Work to complete:
Filter the entries and keep only the lines where the string "this" appears.

Records from a collection of figures:
--
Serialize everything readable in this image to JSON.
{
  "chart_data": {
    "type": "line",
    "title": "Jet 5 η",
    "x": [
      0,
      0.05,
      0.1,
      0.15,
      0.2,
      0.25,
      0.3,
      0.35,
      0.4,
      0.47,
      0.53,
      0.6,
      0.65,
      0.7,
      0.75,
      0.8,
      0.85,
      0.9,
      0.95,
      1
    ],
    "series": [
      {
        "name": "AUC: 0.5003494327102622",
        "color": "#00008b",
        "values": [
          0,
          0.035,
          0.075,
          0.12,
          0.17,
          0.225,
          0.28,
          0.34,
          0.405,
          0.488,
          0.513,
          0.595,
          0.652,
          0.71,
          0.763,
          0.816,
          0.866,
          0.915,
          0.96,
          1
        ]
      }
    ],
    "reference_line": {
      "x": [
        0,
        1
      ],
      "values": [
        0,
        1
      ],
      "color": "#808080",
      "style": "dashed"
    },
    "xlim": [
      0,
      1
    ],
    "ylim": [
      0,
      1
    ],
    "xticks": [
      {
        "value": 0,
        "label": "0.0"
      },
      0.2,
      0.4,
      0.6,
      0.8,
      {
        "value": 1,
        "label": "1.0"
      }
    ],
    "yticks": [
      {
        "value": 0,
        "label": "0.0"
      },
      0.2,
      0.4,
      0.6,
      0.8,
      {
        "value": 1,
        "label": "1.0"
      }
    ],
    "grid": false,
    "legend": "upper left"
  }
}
--
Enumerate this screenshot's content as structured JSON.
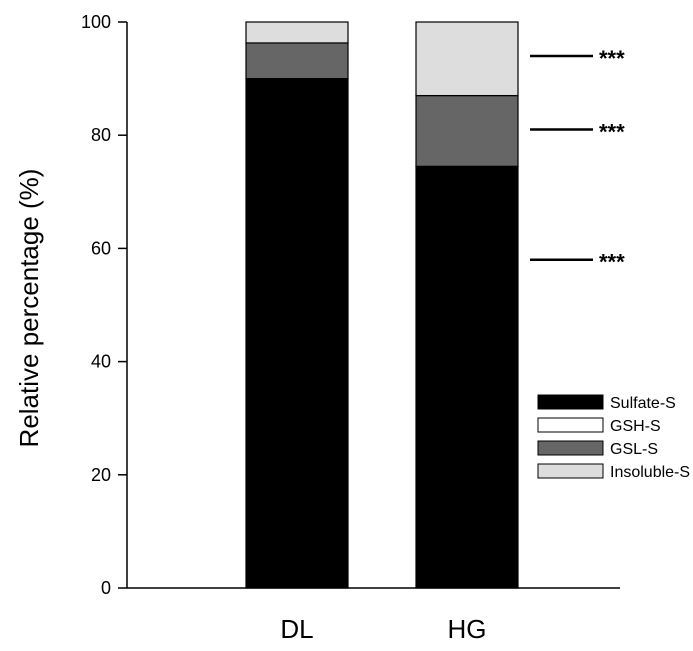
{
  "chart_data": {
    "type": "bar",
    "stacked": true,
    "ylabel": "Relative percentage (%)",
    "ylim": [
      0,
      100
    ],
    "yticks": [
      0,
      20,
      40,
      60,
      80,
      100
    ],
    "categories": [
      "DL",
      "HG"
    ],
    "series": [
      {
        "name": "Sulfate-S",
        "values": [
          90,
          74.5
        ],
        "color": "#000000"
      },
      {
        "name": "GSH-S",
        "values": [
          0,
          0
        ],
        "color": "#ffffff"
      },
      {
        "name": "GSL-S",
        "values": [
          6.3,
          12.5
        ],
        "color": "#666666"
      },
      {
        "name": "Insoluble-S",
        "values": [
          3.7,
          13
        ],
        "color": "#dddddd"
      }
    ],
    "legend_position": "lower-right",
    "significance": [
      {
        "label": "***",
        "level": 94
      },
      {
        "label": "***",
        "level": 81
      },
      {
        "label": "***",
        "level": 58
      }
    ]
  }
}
--
Answer below:
Serialize everything readable in this image to JSON.
Enumerate this screenshot's content as structured JSON.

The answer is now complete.